Report all lines from the entries below in which "Canonical" appears.

----

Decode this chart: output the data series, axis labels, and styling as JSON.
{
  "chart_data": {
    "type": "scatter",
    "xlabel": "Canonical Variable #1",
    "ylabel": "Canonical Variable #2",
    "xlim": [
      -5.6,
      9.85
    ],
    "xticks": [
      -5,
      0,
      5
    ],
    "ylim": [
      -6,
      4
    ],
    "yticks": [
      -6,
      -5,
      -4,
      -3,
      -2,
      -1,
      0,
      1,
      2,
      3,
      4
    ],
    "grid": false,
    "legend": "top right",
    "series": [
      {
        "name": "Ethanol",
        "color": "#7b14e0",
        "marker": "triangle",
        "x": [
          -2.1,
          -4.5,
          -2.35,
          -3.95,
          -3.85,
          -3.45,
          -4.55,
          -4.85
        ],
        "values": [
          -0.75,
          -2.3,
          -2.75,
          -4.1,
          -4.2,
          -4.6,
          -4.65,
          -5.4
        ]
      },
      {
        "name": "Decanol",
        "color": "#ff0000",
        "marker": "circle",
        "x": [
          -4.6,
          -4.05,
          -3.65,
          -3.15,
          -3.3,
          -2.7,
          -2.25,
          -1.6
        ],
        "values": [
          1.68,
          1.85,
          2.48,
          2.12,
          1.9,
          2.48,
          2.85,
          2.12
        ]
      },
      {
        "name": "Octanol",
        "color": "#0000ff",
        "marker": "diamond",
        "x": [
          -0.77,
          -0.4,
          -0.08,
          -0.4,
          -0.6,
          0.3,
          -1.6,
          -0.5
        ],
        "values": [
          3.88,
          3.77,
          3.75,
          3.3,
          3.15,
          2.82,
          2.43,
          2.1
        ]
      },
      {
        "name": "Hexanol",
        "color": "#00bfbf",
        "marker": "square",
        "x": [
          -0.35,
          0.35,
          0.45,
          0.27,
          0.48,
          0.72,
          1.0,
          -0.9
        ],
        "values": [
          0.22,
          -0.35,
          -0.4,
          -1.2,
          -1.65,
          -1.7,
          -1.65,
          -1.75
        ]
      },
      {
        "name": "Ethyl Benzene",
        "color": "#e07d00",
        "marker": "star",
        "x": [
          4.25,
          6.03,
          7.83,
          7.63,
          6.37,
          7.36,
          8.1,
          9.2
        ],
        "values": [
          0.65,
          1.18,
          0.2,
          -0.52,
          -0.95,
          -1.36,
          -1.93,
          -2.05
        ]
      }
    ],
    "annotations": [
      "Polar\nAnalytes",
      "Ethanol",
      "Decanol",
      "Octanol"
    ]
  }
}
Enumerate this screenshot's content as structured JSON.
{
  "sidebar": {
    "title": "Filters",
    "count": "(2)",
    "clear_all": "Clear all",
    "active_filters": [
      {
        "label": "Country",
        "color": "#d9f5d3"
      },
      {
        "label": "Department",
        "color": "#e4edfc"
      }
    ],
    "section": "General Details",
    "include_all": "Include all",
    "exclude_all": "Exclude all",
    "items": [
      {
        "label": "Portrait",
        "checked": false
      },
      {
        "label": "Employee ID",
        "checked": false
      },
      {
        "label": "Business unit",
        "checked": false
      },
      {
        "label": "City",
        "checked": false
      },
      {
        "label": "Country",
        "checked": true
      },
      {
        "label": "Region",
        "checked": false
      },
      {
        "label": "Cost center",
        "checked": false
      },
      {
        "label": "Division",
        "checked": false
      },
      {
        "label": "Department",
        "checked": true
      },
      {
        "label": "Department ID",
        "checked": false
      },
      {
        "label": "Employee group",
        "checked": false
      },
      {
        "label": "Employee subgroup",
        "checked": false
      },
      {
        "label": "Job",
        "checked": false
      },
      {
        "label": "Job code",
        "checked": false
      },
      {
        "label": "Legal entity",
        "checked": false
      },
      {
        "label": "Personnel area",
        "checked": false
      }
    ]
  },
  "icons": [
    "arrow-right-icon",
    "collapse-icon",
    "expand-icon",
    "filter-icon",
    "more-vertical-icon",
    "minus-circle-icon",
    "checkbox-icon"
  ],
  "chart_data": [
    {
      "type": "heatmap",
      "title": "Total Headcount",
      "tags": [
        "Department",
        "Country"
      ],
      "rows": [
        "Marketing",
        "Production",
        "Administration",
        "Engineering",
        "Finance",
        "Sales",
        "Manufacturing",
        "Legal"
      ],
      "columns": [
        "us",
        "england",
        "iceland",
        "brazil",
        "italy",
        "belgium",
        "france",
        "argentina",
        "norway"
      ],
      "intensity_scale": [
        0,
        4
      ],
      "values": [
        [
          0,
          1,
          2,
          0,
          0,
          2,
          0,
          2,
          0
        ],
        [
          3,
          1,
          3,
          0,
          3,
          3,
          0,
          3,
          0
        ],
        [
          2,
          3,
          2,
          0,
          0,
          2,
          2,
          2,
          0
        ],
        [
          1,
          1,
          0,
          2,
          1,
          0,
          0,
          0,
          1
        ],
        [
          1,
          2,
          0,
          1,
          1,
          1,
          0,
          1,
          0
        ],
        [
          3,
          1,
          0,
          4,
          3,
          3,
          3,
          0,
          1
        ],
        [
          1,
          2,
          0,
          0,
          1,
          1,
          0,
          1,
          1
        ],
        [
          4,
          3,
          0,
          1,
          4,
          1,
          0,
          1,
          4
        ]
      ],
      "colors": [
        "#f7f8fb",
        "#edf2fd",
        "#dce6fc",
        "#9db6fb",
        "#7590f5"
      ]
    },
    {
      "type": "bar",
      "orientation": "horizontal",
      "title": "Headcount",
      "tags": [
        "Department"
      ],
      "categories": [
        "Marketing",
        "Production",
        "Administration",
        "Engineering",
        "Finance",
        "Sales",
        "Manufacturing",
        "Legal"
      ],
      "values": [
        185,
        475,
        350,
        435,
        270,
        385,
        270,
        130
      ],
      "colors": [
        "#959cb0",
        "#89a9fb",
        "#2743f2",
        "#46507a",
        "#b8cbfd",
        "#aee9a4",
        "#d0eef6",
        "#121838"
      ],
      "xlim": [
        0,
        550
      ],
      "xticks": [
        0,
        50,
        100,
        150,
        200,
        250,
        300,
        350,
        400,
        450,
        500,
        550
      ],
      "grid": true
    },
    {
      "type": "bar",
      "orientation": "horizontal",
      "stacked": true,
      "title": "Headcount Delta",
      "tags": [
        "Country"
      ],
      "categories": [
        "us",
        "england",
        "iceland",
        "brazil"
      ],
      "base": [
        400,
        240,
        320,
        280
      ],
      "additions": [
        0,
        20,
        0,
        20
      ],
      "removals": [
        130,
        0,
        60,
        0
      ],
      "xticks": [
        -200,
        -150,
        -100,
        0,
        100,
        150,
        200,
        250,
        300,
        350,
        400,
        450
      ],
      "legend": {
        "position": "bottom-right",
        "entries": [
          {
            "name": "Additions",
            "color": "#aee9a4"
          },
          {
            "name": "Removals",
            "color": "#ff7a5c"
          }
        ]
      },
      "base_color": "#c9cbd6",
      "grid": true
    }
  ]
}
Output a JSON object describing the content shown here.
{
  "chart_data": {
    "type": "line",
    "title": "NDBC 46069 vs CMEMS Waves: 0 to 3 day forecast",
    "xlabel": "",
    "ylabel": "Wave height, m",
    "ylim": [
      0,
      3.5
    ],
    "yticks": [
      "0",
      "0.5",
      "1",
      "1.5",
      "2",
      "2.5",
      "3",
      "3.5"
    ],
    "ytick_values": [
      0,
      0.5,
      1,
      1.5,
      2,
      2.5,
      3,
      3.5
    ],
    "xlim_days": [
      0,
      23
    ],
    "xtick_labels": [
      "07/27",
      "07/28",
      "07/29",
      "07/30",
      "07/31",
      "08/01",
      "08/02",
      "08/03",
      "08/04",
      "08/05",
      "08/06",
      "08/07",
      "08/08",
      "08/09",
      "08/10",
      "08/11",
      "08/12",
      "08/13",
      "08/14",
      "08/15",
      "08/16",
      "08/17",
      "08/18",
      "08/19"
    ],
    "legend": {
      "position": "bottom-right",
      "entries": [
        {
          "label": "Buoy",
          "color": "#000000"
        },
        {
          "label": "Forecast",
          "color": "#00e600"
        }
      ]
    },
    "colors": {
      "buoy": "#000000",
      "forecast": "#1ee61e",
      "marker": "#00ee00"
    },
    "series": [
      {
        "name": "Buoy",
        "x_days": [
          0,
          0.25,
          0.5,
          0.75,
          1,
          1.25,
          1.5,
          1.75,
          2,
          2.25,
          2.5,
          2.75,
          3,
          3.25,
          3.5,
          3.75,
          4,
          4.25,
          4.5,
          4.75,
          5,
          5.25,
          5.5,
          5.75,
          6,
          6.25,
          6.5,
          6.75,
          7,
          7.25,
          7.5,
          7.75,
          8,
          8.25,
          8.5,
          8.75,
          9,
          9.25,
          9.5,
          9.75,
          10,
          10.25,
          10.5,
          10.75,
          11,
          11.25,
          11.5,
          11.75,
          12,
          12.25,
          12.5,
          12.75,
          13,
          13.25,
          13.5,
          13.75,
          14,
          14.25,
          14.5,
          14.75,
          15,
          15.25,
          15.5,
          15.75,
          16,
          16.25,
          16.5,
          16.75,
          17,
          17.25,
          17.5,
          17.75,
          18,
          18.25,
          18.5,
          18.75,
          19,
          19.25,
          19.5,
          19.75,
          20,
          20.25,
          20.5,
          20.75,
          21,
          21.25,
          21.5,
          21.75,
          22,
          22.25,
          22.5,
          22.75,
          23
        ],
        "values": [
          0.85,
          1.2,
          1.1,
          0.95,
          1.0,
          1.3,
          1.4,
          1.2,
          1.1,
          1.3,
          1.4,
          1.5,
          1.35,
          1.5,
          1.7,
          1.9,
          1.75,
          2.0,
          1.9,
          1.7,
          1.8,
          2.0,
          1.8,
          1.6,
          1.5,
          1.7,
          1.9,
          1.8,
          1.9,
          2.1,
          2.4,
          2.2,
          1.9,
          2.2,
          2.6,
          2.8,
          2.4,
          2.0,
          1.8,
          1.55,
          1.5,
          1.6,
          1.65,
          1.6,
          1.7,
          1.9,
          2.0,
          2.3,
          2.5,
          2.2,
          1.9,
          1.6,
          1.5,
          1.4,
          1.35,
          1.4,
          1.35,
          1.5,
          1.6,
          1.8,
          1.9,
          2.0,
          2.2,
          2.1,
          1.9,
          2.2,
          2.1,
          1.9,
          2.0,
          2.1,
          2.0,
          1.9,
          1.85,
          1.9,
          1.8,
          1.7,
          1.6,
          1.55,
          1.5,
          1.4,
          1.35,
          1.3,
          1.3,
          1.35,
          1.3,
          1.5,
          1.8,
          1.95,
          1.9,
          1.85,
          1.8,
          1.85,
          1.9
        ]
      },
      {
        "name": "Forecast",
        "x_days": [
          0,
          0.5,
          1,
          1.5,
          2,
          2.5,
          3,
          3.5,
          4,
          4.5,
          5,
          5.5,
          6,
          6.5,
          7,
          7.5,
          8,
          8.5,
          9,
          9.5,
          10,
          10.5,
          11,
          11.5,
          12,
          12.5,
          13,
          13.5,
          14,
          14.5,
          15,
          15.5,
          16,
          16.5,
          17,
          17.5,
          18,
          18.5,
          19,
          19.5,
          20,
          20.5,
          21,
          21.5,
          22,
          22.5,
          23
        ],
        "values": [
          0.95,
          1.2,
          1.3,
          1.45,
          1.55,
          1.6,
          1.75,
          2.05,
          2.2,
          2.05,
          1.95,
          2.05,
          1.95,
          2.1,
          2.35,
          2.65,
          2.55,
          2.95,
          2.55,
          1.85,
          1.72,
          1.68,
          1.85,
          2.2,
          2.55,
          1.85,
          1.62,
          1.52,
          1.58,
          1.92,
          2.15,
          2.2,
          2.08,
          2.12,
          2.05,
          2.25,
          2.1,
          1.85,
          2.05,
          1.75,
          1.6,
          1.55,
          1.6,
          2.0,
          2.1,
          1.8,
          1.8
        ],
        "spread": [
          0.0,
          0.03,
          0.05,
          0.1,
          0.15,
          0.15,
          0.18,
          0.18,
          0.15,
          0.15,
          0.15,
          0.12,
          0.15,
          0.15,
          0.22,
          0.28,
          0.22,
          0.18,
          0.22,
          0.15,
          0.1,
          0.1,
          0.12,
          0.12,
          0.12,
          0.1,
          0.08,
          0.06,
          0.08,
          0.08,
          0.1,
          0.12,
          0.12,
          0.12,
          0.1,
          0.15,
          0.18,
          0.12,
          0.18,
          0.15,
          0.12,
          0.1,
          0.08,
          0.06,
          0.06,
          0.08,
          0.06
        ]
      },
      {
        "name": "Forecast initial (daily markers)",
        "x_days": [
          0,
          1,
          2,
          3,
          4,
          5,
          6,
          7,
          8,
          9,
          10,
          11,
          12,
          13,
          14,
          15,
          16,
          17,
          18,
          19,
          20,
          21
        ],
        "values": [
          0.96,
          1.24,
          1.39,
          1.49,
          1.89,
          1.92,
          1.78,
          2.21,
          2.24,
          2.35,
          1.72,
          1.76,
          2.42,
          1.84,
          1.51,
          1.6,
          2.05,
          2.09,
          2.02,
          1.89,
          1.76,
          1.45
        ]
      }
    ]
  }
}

----

• [Expected answer]:
    "xlabel": "Canonical Variable #1",
    "ylabel": "Canonical Variable #2",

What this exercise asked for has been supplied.